#### Task statement:
Print all entries precisely as they are written.

[Start of Excerpted records]

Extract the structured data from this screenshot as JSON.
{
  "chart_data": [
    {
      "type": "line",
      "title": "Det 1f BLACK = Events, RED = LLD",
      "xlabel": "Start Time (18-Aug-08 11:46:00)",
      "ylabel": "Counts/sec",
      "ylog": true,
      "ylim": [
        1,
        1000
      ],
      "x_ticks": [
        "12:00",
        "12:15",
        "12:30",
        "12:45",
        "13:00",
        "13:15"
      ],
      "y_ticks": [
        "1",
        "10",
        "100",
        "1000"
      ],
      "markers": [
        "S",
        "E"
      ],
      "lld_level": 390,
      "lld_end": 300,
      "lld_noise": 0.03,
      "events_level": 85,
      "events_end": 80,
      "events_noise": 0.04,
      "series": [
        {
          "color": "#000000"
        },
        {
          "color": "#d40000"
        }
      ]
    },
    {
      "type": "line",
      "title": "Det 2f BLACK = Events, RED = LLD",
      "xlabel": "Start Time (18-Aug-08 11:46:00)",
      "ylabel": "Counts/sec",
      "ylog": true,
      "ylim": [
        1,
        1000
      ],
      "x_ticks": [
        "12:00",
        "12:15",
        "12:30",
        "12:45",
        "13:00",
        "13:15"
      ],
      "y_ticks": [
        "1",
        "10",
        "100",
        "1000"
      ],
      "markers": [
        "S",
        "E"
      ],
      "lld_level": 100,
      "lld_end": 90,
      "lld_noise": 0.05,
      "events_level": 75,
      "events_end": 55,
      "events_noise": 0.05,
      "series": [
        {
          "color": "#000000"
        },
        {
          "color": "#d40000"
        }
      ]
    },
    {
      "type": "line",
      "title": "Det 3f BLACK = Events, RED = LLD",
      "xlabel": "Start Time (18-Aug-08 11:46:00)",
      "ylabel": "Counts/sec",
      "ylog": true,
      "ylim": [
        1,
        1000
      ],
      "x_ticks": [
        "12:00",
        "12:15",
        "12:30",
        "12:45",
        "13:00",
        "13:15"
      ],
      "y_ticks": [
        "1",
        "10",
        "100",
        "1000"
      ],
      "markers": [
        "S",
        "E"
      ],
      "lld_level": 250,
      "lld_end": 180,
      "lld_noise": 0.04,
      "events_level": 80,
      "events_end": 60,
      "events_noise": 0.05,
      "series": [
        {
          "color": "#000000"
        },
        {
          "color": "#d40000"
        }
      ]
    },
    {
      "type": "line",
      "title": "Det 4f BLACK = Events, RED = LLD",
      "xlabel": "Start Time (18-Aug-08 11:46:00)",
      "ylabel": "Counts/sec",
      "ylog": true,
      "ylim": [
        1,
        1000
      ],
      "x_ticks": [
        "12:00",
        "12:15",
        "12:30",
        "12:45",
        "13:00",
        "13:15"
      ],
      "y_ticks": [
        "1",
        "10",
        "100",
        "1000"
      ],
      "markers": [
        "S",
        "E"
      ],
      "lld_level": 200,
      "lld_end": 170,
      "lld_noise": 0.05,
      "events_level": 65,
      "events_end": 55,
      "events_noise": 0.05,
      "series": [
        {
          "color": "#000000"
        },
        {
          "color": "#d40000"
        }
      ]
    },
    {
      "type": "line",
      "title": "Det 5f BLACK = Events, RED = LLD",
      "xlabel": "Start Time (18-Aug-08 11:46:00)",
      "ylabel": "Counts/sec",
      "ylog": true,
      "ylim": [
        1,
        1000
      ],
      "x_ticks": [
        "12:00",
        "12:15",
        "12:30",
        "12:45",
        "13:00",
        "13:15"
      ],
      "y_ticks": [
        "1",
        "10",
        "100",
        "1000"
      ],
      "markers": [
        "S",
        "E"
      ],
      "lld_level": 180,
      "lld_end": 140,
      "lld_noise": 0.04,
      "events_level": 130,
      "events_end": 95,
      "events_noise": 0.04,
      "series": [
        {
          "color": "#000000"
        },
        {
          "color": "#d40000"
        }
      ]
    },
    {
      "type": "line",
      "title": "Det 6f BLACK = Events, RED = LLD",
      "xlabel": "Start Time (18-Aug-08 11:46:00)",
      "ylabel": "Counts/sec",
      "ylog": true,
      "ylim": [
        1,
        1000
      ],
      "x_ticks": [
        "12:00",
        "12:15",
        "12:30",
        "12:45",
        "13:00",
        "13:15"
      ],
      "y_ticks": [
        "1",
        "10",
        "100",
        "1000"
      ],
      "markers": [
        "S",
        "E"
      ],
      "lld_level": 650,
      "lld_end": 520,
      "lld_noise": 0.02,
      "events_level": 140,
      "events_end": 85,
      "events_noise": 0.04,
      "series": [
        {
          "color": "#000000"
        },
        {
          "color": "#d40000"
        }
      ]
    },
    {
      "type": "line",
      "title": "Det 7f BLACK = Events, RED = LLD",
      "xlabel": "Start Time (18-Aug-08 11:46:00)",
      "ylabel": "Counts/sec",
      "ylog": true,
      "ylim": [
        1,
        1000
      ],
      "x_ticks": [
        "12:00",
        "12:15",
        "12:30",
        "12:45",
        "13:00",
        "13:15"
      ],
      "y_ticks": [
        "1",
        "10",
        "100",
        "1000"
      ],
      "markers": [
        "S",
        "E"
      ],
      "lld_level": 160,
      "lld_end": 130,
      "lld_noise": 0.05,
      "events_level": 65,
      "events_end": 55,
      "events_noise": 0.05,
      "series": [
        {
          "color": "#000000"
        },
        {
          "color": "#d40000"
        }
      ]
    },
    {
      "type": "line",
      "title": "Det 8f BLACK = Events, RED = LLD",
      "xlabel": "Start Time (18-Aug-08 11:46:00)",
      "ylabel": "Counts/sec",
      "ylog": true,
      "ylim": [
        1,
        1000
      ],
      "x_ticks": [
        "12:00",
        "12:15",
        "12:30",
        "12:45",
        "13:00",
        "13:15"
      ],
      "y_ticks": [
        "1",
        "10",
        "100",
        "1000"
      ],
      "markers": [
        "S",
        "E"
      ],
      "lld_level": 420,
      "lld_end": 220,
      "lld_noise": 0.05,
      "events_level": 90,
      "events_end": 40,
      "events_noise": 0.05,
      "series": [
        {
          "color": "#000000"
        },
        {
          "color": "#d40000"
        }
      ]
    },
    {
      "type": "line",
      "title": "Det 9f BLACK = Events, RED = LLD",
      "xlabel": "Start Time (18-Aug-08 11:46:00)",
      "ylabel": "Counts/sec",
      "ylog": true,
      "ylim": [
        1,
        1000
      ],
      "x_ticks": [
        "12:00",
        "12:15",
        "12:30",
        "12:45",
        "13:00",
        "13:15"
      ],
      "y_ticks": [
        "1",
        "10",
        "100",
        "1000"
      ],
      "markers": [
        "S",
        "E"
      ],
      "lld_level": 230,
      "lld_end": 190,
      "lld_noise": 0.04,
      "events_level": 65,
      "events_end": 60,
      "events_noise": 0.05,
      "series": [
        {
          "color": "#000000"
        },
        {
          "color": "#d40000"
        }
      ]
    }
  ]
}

[End of Excerpted records]

#### Final result:
Extract the structured data from this screenshot as JSON.
{
  "chart_data": [
    {
      "type": "line",
      "title": "Det 1f BLACK = Events, RED = LLD",
      "xlabel": "Start Time (18-Aug-08 11:46:00)",
      "ylabel": "Counts/sec",
      "ylog": true,
      "ylim": [
        1,
        1000
      ],
      "x_ticks": [
        "12:00",
        "12:15",
        "12:30",
        "12:45",
        "13:00",
        "13:15"
      ],
      "y_ticks": [
        "1",
        "10",
        "100",
        "1000"
      ],
      "markers": [
        "S",
        "E"
      ],
      "lld_level": 390,
      "lld_end": 300,
      "lld_noise": 0.03,
      "events_level": 85,
      "events_end": 80,
      "events_noise": 0.04,
      "series": [
        {
          "color": "#000000"
        },
        {
          "color": "#d40000"
        }
      ]
    },
    {
      "type": "line",
      "title": "Det 2f BLACK = Events, RED = LLD",
      "xlabel": "Start Time (18-Aug-08 11:46:00)",
      "ylabel": "Counts/sec",
      "ylog": true,
      "ylim": [
        1,
        1000
      ],
      "x_ticks": [
        "12:00",
        "12:15",
        "12:30",
        "12:45",
        "13:00",
        "13:15"
      ],
      "y_ticks": [
        "1",
        "10",
        "100",
        "1000"
      ],
      "markers": [
        "S",
        "E"
      ],
      "lld_level": 100,
      "lld_end": 90,
      "lld_noise": 0.05,
      "events_level": 75,
      "events_end": 55,
      "events_noise": 0.05,
      "series": [
        {
          "color": "#000000"
        },
        {
          "color": "#d40000"
        }
      ]
    },
    {
      "type": "line",
      "title": "Det 3f BLACK = Events, RED = LLD",
      "xlabel": "Start Time (18-Aug-08 11:46:00)",
      "ylabel": "Counts/sec",
      "ylog": true,
      "ylim": [
        1,
        1000
      ],
      "x_ticks": [
        "12:00",
        "12:15",
        "12:30",
        "12:45",
        "13:00",
        "13:15"
      ],
      "y_ticks": [
        "1",
        "10",
        "100",
        "1000"
      ],
      "markers": [
        "S",
        "E"
      ],
      "lld_level": 250,
      "lld_end": 180,
      "lld_noise": 0.04,
      "events_level": 80,
      "events_end": 60,
      "events_noise": 0.05,
      "series": [
        {
          "color": "#000000"
        },
        {
          "color": "#d40000"
        }
      ]
    },
    {
      "type": "line",
      "title": "Det 4f BLACK = Events, RED = LLD",
      "xlabel": "Start Time (18-Aug-08 11:46:00)",
      "ylabel": "Counts/sec",
      "ylog": true,
      "ylim": [
        1,
        1000
      ],
      "x_ticks": [
        "12:00",
        "12:15",
        "12:30",
        "12:45",
        "13:00",
        "13:15"
      ],
      "y_ticks": [
        "1",
        "10",
        "100",
        "1000"
      ],
      "markers": [
        "S",
        "E"
      ],
      "lld_level": 200,
      "lld_end": 170,
      "lld_noise": 0.05,
      "events_level": 65,
      "events_end": 55,
      "events_noise": 0.05,
      "series": [
        {
          "color": "#000000"
        },
        {
          "color": "#d40000"
        }
      ]
    },
    {
      "type": "line",
      "title": "Det 5f BLACK = Events, RED = LLD",
      "xlabel": "Start Time (18-Aug-08 11:46:00)",
      "ylabel": "Counts/sec",
      "ylog": true,
      "ylim": [
        1,
        1000
      ],
      "x_ticks": [
        "12:00",
        "12:15",
        "12:30",
        "12:45",
        "13:00",
        "13:15"
      ],
      "y_ticks": [
        "1",
        "10",
        "100",
        "1000"
      ],
      "markers": [
        "S",
        "E"
      ],
      "lld_level": 180,
      "lld_end": 140,
      "lld_noise": 0.04,
      "events_level": 130,
      "events_end": 95,
      "events_noise": 0.04,
      "series": [
        {
          "color": "#000000"
        },
        {
          "color": "#d40000"
        }
      ]
    },
    {
      "type": "line",
      "title": "Det 6f BLACK = Events, RED = LLD",
      "xlabel": "Start Time (18-Aug-08 11:46:00)",
      "ylabel": "Counts/sec",
      "ylog": true,
      "ylim": [
        1,
        1000
      ],
      "x_ticks": [
        "12:00",
        "12:15",
        "12:30",
        "12:45",
        "13:00",
        "13:15"
      ],
      "y_ticks": [
        "1",
        "10",
        "100",
        "1000"
      ],
      "markers": [
        "S",
        "E"
      ],
      "lld_level": 650,
      "lld_end": 520,
      "lld_noise": 0.02,
      "events_level": 140,
      "events_end": 85,
      "events_noise": 0.04,
      "series": [
        {
          "color": "#000000"
        },
        {
          "color": "#d40000"
        }
      ]
    },
    {
      "type": "line",
      "title": "Det 7f BLACK = Events, RED = LLD",
      "xlabel": "Start Time (18-Aug-08 11:46:00)",
      "ylabel": "Counts/sec",
      "ylog": true,
      "ylim": [
        1,
        1000
      ],
      "x_ticks": [
        "12:00",
        "12:15",
        "12:30",
        "12:45",
        "13:00",
        "13:15"
      ],
      "y_ticks": [
        "1",
        "10",
        "100",
        "1000"
      ],
      "markers": [
        "S",
        "E"
      ],
      "lld_level": 160,
      "lld_end": 130,
      "lld_noise": 0.05,
      "events_level": 65,
      "events_end": 55,
      "events_noise": 0.05,
      "series": [
        {
          "color": "#000000"
        },
        {
          "color": "#d40000"
        }
      ]
    },
    {
      "type": "line",
      "title": "Det 8f BLACK = Events, RED = LLD",
      "xlabel": "Start Time (18-Aug-08 11:46:00)",
      "ylabel": "Counts/sec",
      "ylog": true,
      "ylim": [
        1,
        1000
      ],
      "x_ticks": [
        "12:00",
        "12:15",
        "12:30",
        "12:45",
        "13:00",
        "13:15"
      ],
      "y_ticks": [
        "1",
        "10",
        "100",
        "1000"
      ],
      "markers": [
        "S",
        "E"
      ],
      "lld_level": 420,
      "lld_end": 220,
      "lld_noise": 0.05,
      "events_level": 90,
      "events_end": 40,
      "events_noise": 0.05,
      "series": [
        {
          "color": "#000000"
        },
        {
          "color": "#d40000"
        }
      ]
    },
    {
      "type": "line",
      "title": "Det 9f BLACK = Events, RED = LLD",
      "xlabel": "Start Time (18-Aug-08 11:46:00)",
      "ylabel": "Counts/sec",
      "ylog": true,
      "ylim": [
        1,
        1000
      ],
      "x_ticks": [
        "12:00",
        "12:15",
        "12:30",
        "12:45",
        "13:00",
        "13:15"
      ],
      "y_ticks": [
        "1",
        "10",
        "100",
        "1000"
      ],
      "markers": [
        "S",
        "E"
      ],
      "lld_level": 230,
      "lld_end": 190,
      "lld_noise": 0.04,
      "events_level": 65,
      "events_end": 60,
      "events_noise": 0.05,
      "series": [
        {
          "color": "#000000"
        },
        {
          "color": "#d40000"
        }
      ]
    }
  ]
}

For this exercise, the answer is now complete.